### WRITTEN TASK
Search the records for the word "Year" and pick out every line that has it.

------ DATA SUPPLIED

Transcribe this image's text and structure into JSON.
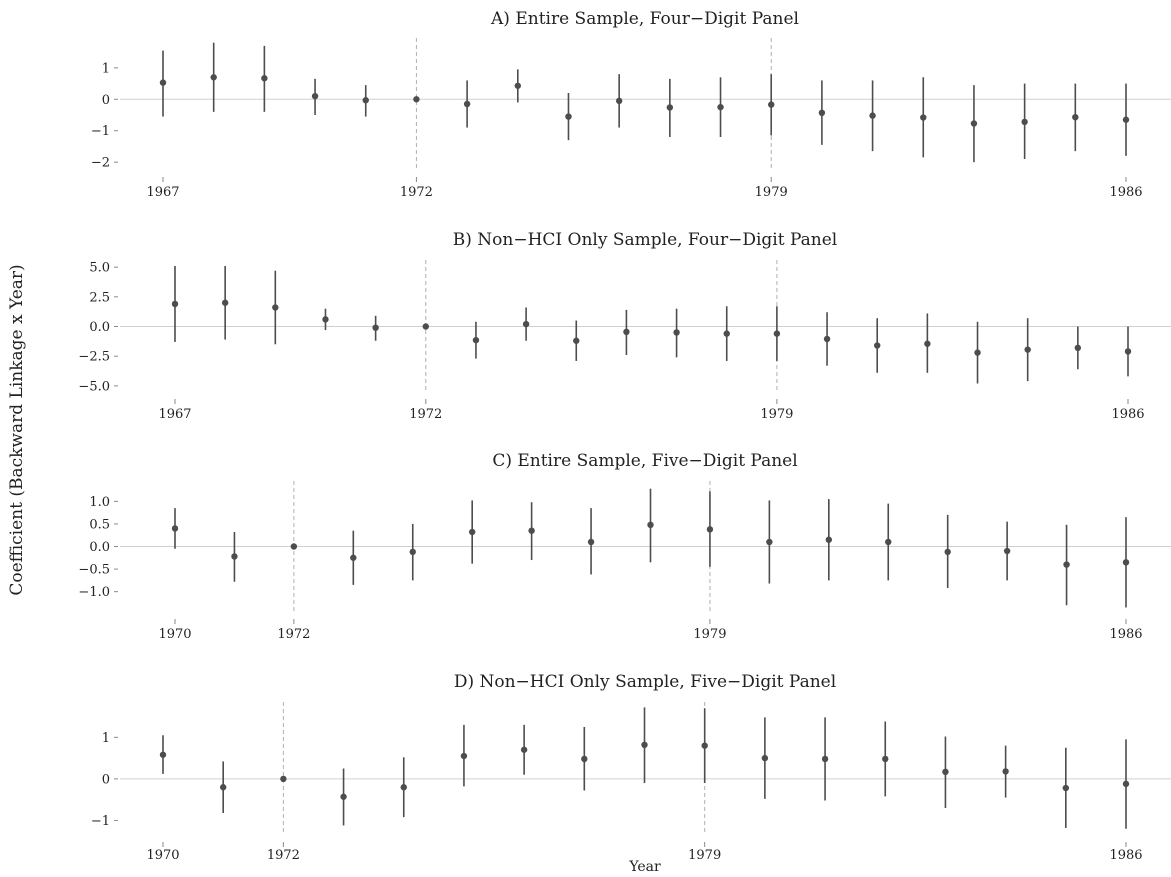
{
  "figure": {
    "ylabel": "Coefficient (Backward Linkage x Year)",
    "xlabel": "Year"
  },
  "chart_data": [
    {
      "type": "scatter",
      "title": "A) Entire Sample, Four−Digit Panel",
      "x": [
        1967,
        1968,
        1969,
        1970,
        1971,
        1972,
        1973,
        1974,
        1975,
        1976,
        1977,
        1978,
        1979,
        1980,
        1981,
        1982,
        1983,
        1984,
        1985,
        1986
      ],
      "values": [
        0.53,
        0.7,
        0.67,
        0.1,
        -0.03,
        0.0,
        -0.15,
        0.43,
        -0.55,
        -0.05,
        -0.26,
        -0.25,
        -0.17,
        -0.43,
        -0.52,
        -0.58,
        -0.77,
        -0.72,
        -0.57,
        -0.65
      ],
      "ci_low": [
        -0.55,
        -0.4,
        -0.4,
        -0.5,
        -0.55,
        0.0,
        -0.9,
        -0.1,
        -1.3,
        -0.9,
        -1.2,
        -1.2,
        -1.15,
        -1.45,
        -1.65,
        -1.85,
        -2.0,
        -1.9,
        -1.65,
        -1.8
      ],
      "ci_high": [
        1.55,
        1.8,
        1.7,
        0.65,
        0.45,
        0.0,
        0.6,
        0.95,
        0.2,
        0.8,
        0.65,
        0.7,
        0.8,
        0.6,
        0.6,
        0.7,
        0.45,
        0.5,
        0.5,
        0.5
      ],
      "yticks": [
        -2,
        -1,
        0,
        1
      ],
      "ytick_labels": [
        "−2",
        "−1",
        "0",
        "1"
      ],
      "xticks": [
        1967,
        1972,
        1979,
        1986
      ],
      "xtick_labels": [
        "1967",
        "1972",
        "1979",
        "1986"
      ],
      "vlines": [
        1972,
        1979
      ],
      "xlim": [
        1967,
        1986
      ],
      "ylim": [
        -2.25,
        1.95
      ],
      "grid": false
    },
    {
      "type": "scatter",
      "title": "B) Non−HCI Only Sample, Four−Digit Panel",
      "x": [
        1967,
        1968,
        1969,
        1970,
        1971,
        1972,
        1973,
        1974,
        1975,
        1976,
        1977,
        1978,
        1979,
        1980,
        1981,
        1982,
        1983,
        1984,
        1985,
        1986
      ],
      "values": [
        1.9,
        2.0,
        1.6,
        0.6,
        -0.1,
        0.0,
        -1.15,
        0.2,
        -1.2,
        -0.45,
        -0.5,
        -0.6,
        -0.6,
        -1.05,
        -1.6,
        -1.45,
        -2.2,
        -1.95,
        -1.8,
        -2.1
      ],
      "ci_low": [
        -1.3,
        -1.1,
        -1.5,
        -0.3,
        -1.2,
        0.0,
        -2.7,
        -1.2,
        -2.9,
        -2.4,
        -2.6,
        -2.9,
        -2.9,
        -3.3,
        -3.9,
        -3.9,
        -4.8,
        -4.6,
        -3.6,
        -4.2
      ],
      "ci_high": [
        5.1,
        5.1,
        4.7,
        1.5,
        0.9,
        0.0,
        0.4,
        1.6,
        0.5,
        1.4,
        1.5,
        1.7,
        1.7,
        1.2,
        0.7,
        1.1,
        0.4,
        0.7,
        0.0,
        0.0
      ],
      "yticks": [
        -5,
        -2.5,
        0,
        2.5,
        5
      ],
      "ytick_labels": [
        "−5.0",
        "−2.5",
        "0.0",
        "2.5",
        "5.0"
      ],
      "xticks": [
        1967,
        1972,
        1979,
        1986
      ],
      "xtick_labels": [
        "1967",
        "1972",
        "1979",
        "1986"
      ],
      "vlines": [
        1972,
        1979
      ],
      "xlim": [
        1967,
        1986
      ],
      "ylim": [
        -5.6,
        5.6
      ],
      "grid": false
    },
    {
      "type": "scatter",
      "title": "C) Entire Sample, Five−Digit Panel",
      "x": [
        1970,
        1971,
        1972,
        1973,
        1974,
        1975,
        1976,
        1977,
        1978,
        1979,
        1980,
        1981,
        1982,
        1983,
        1984,
        1985,
        1986
      ],
      "values": [
        0.4,
        -0.22,
        0.0,
        -0.25,
        -0.12,
        0.32,
        0.35,
        0.1,
        0.48,
        0.38,
        0.1,
        0.15,
        0.1,
        -0.12,
        -0.1,
        -0.4,
        -0.35
      ],
      "ci_low": [
        -0.05,
        -0.78,
        0.0,
        -0.85,
        -0.75,
        -0.38,
        -0.3,
        -0.62,
        -0.35,
        -0.45,
        -0.82,
        -0.75,
        -0.75,
        -0.92,
        -0.75,
        -1.3,
        -1.35
      ],
      "ci_high": [
        0.85,
        0.32,
        0.0,
        0.35,
        0.5,
        1.02,
        0.98,
        0.85,
        1.28,
        1.22,
        1.02,
        1.05,
        0.95,
        0.7,
        0.55,
        0.48,
        0.65
      ],
      "yticks": [
        -1,
        -0.5,
        0,
        0.5,
        1
      ],
      "ytick_labels": [
        "−1.0",
        "−0.5",
        "0.0",
        "0.5",
        "1.0"
      ],
      "xticks": [
        1970,
        1972,
        1979,
        1986
      ],
      "xtick_labels": [
        "1970",
        "1972",
        "1979",
        "1986"
      ],
      "vlines": [
        1972,
        1979
      ],
      "xlim": [
        1970,
        1986
      ],
      "ylim": [
        -1.45,
        1.45
      ],
      "grid": false
    },
    {
      "type": "scatter",
      "title": "D) Non−HCI Only Sample, Five−Digit Panel",
      "x": [
        1970,
        1971,
        1972,
        1973,
        1974,
        1975,
        1976,
        1977,
        1978,
        1979,
        1980,
        1981,
        1982,
        1983,
        1984,
        1985,
        1986
      ],
      "values": [
        0.58,
        -0.2,
        0.0,
        -0.43,
        -0.2,
        0.55,
        0.7,
        0.48,
        0.82,
        0.8,
        0.5,
        0.48,
        0.48,
        0.17,
        0.18,
        -0.22,
        -0.12
      ],
      "ci_low": [
        0.12,
        -0.82,
        0.0,
        -1.12,
        -0.92,
        -0.18,
        0.1,
        -0.28,
        -0.1,
        -0.1,
        -0.48,
        -0.52,
        -0.42,
        -0.7,
        -0.45,
        -1.18,
        -1.2
      ],
      "ci_high": [
        1.05,
        0.42,
        0.0,
        0.25,
        0.52,
        1.3,
        1.3,
        1.25,
        1.72,
        1.7,
        1.48,
        1.48,
        1.38,
        1.02,
        0.8,
        0.75,
        0.95
      ],
      "yticks": [
        -1,
        0,
        1
      ],
      "ytick_labels": [
        "−1",
        "0",
        "1"
      ],
      "xticks": [
        1970,
        1972,
        1979,
        1986
      ],
      "xtick_labels": [
        "1970",
        "1972",
        "1979",
        "1986"
      ],
      "vlines": [
        1972,
        1979
      ],
      "xlim": [
        1970,
        1986
      ],
      "ylim": [
        -1.35,
        1.85
      ],
      "grid": false
    }
  ],
  "colors": {
    "point": "#4d4d4d",
    "errorbar": "#4d4d4d",
    "zero_line": "#d0d0d0",
    "vline": "#b0b0b0",
    "tick_mark": "#888888",
    "text": "#222222"
  }
}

------------

### RESULT
    "ylabel": "Coefficient (Backward Linkage x Year)",
    "xlabel": "Year"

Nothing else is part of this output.